• PROBLEM TO SOLVE
Each line below should be reproduced without any alteration.

-- ROWS start --

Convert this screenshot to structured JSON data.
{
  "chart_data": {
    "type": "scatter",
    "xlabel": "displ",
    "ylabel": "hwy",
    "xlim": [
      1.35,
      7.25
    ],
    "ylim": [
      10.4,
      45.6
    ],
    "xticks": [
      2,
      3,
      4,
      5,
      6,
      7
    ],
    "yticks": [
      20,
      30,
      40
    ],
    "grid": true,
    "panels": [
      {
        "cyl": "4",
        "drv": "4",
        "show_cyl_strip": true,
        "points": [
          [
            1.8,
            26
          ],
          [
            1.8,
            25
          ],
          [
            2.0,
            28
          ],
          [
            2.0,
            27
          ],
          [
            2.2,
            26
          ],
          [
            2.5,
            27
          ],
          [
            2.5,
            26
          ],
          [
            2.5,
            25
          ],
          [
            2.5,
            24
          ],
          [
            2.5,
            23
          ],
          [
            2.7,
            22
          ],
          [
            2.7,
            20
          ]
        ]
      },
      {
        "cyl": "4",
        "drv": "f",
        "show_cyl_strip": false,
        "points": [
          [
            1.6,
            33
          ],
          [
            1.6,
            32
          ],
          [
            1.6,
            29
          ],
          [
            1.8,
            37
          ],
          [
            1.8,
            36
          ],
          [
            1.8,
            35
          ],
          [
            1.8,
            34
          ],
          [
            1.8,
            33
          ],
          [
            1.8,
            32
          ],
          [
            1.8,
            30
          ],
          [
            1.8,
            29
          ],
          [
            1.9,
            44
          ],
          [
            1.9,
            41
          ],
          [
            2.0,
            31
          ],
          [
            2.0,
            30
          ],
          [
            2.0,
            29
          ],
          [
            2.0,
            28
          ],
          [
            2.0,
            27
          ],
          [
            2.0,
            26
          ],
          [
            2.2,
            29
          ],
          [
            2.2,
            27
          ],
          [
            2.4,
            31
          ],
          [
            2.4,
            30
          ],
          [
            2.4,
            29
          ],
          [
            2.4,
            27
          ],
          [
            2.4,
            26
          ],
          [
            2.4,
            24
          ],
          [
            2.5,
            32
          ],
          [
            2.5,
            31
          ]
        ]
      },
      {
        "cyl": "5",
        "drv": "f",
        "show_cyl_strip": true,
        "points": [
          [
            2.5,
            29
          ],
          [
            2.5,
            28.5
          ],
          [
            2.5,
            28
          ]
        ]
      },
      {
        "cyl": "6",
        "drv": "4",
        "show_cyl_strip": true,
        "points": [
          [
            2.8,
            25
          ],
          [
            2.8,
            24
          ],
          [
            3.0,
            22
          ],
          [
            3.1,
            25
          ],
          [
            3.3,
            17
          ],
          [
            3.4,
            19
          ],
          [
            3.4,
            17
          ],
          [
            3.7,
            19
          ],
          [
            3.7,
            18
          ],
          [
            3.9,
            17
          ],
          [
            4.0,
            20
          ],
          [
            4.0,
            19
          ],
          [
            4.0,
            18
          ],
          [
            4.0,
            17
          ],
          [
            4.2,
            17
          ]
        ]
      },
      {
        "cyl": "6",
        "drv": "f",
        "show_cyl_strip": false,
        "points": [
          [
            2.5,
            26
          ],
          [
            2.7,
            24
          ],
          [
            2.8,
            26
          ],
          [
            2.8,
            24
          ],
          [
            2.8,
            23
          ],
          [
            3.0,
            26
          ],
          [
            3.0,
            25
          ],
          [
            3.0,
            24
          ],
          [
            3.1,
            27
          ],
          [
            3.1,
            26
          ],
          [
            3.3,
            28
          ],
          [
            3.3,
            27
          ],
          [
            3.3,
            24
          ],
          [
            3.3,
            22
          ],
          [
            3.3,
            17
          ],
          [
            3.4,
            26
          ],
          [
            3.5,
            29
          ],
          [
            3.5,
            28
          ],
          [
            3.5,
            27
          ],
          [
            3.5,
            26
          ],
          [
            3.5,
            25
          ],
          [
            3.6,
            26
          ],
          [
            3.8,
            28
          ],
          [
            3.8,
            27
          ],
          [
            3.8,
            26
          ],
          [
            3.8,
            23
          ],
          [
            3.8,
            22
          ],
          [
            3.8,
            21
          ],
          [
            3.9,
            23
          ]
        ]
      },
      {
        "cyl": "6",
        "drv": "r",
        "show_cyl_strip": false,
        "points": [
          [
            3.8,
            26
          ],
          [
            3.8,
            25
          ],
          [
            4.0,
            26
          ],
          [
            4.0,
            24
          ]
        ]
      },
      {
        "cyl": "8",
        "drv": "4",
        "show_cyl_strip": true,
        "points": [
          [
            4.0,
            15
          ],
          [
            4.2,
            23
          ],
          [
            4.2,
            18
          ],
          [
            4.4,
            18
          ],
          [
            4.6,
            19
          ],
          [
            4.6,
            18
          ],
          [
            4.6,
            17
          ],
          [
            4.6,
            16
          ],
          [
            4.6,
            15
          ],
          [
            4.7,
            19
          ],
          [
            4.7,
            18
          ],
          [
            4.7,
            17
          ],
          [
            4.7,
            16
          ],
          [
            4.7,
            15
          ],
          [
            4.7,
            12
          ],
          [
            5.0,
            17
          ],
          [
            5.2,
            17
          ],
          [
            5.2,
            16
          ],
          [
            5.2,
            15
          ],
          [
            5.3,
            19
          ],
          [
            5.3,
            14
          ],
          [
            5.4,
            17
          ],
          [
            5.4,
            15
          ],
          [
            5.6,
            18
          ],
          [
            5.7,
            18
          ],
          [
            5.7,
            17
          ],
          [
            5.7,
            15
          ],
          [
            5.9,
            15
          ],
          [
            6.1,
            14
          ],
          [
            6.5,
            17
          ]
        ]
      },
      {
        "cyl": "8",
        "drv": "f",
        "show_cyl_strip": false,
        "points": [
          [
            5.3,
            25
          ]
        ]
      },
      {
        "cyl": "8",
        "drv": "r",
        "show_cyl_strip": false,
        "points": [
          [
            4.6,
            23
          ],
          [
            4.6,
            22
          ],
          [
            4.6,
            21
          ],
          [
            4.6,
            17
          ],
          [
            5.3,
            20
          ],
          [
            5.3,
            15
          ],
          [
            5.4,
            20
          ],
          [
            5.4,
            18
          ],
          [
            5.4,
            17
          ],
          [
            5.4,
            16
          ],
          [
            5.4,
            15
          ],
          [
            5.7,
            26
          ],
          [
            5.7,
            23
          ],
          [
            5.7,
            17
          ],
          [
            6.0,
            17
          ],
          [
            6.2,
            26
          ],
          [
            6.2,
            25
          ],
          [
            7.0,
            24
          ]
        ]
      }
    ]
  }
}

-- ROWS end --

• ANSWER TO THIS TASK
Convert this screenshot to structured JSON data.
{
  "chart_data": {
    "type": "scatter",
    "xlabel": "displ",
    "ylabel": "hwy",
    "xlim": [
      1.35,
      7.25
    ],
    "ylim": [
      10.4,
      45.6
    ],
    "xticks": [
      2,
      3,
      4,
      5,
      6,
      7
    ],
    "yticks": [
      20,
      30,
      40
    ],
    "grid": true,
    "panels": [
      {
        "cyl": "4",
        "drv": "4",
        "show_cyl_strip": true,
        "points": [
          [
            1.8,
            26
          ],
          [
            1.8,
            25
          ],
          [
            2.0,
            28
          ],
          [
            2.0,
            27
          ],
          [
            2.2,
            26
          ],
          [
            2.5,
            27
          ],
          [
            2.5,
            26
          ],
          [
            2.5,
            25
          ],
          [
            2.5,
            24
          ],
          [
            2.5,
            23
          ],
          [
            2.7,
            22
          ],
          [
            2.7,
            20
          ]
        ]
      },
      {
        "cyl": "4",
        "drv": "f",
        "show_cyl_strip": false,
        "points": [
          [
            1.6,
            33
          ],
          [
            1.6,
            32
          ],
          [
            1.6,
            29
          ],
          [
            1.8,
            37
          ],
          [
            1.8,
            36
          ],
          [
            1.8,
            35
          ],
          [
            1.8,
            34
          ],
          [
            1.8,
            33
          ],
          [
            1.8,
            32
          ],
          [
            1.8,
            30
          ],
          [
            1.8,
            29
          ],
          [
            1.9,
            44
          ],
          [
            1.9,
            41
          ],
          [
            2.0,
            31
          ],
          [
            2.0,
            30
          ],
          [
            2.0,
            29
          ],
          [
            2.0,
            28
          ],
          [
            2.0,
            27
          ],
          [
            2.0,
            26
          ],
          [
            2.2,
            29
          ],
          [
            2.2,
            27
          ],
          [
            2.4,
            31
          ],
          [
            2.4,
            30
          ],
          [
            2.4,
            29
          ],
          [
            2.4,
            27
          ],
          [
            2.4,
            26
          ],
          [
            2.4,
            24
          ],
          [
            2.5,
            32
          ],
          [
            2.5,
            31
          ]
        ]
      },
      {
        "cyl": "5",
        "drv": "f",
        "show_cyl_strip": true,
        "points": [
          [
            2.5,
            29
          ],
          [
            2.5,
            28.5
          ],
          [
            2.5,
            28
          ]
        ]
      },
      {
        "cyl": "6",
        "drv": "4",
        "show_cyl_strip": true,
        "points": [
          [
            2.8,
            25
          ],
          [
            2.8,
            24
          ],
          [
            3.0,
            22
          ],
          [
            3.1,
            25
          ],
          [
            3.3,
            17
          ],
          [
            3.4,
            19
          ],
          [
            3.4,
            17
          ],
          [
            3.7,
            19
          ],
          [
            3.7,
            18
          ],
          [
            3.9,
            17
          ],
          [
            4.0,
            20
          ],
          [
            4.0,
            19
          ],
          [
            4.0,
            18
          ],
          [
            4.0,
            17
          ],
          [
            4.2,
            17
          ]
        ]
      },
      {
        "cyl": "6",
        "drv": "f",
        "show_cyl_strip": false,
        "points": [
          [
            2.5,
            26
          ],
          [
            2.7,
            24
          ],
          [
            2.8,
            26
          ],
          [
            2.8,
            24
          ],
          [
            2.8,
            23
          ],
          [
            3.0,
            26
          ],
          [
            3.0,
            25
          ],
          [
            3.0,
            24
          ],
          [
            3.1,
            27
          ],
          [
            3.1,
            26
          ],
          [
            3.3,
            28
          ],
          [
            3.3,
            27
          ],
          [
            3.3,
            24
          ],
          [
            3.3,
            22
          ],
          [
            3.3,
            17
          ],
          [
            3.4,
            26
          ],
          [
            3.5,
            29
          ],
          [
            3.5,
            28
          ],
          [
            3.5,
            27
          ],
          [
            3.5,
            26
          ],
          [
            3.5,
            25
          ],
          [
            3.6,
            26
          ],
          [
            3.8,
            28
          ],
          [
            3.8,
            27
          ],
          [
            3.8,
            26
          ],
          [
            3.8,
            23
          ],
          [
            3.8,
            22
          ],
          [
            3.8,
            21
          ],
          [
            3.9,
            23
          ]
        ]
      },
      {
        "cyl": "6",
        "drv": "r",
        "show_cyl_strip": false,
        "points": [
          [
            3.8,
            26
          ],
          [
            3.8,
            25
          ],
          [
            4.0,
            26
          ],
          [
            4.0,
            24
          ]
        ]
      },
      {
        "cyl": "8",
        "drv": "4",
        "show_cyl_strip": true,
        "points": [
          [
            4.0,
            15
          ],
          [
            4.2,
            23
          ],
          [
            4.2,
            18
          ],
          [
            4.4,
            18
          ],
          [
            4.6,
            19
          ],
          [
            4.6,
            18
          ],
          [
            4.6,
            17
          ],
          [
            4.6,
            16
          ],
          [
            4.6,
            15
          ],
          [
            4.7,
            19
          ],
          [
            4.7,
            18
          ],
          [
            4.7,
            17
          ],
          [
            4.7,
            16
          ],
          [
            4.7,
            15
          ],
          [
            4.7,
            12
          ],
          [
            5.0,
            17
          ],
          [
            5.2,
            17
          ],
          [
            5.2,
            16
          ],
          [
            5.2,
            15
          ],
          [
            5.3,
            19
          ],
          [
            5.3,
            14
          ],
          [
            5.4,
            17
          ],
          [
            5.4,
            15
          ],
          [
            5.6,
            18
          ],
          [
            5.7,
            18
          ],
          [
            5.7,
            17
          ],
          [
            5.7,
            15
          ],
          [
            5.9,
            15
          ],
          [
            6.1,
            14
          ],
          [
            6.5,
            17
          ]
        ]
      },
      {
        "cyl": "8",
        "drv": "f",
        "show_cyl_strip": false,
        "points": [
          [
            5.3,
            25
          ]
        ]
      },
      {
        "cyl": "8",
        "drv": "r",
        "show_cyl_strip": false,
        "points": [
          [
            4.6,
            23
          ],
          [
            4.6,
            22
          ],
          [
            4.6,
            21
          ],
          [
            4.6,
            17
          ],
          [
            5.3,
            20
          ],
          [
            5.3,
            15
          ],
          [
            5.4,
            20
          ],
          [
            5.4,
            18
          ],
          [
            5.4,
            17
          ],
          [
            5.4,
            16
          ],
          [
            5.4,
            15
          ],
          [
            5.7,
            26
          ],
          [
            5.7,
            23
          ],
          [
            5.7,
            17
          ],
          [
            6.0,
            17
          ],
          [
            6.2,
            26
          ],
          [
            6.2,
            25
          ],
          [
            7.0,
            24
          ]
        ]
      }
    ]
  }
}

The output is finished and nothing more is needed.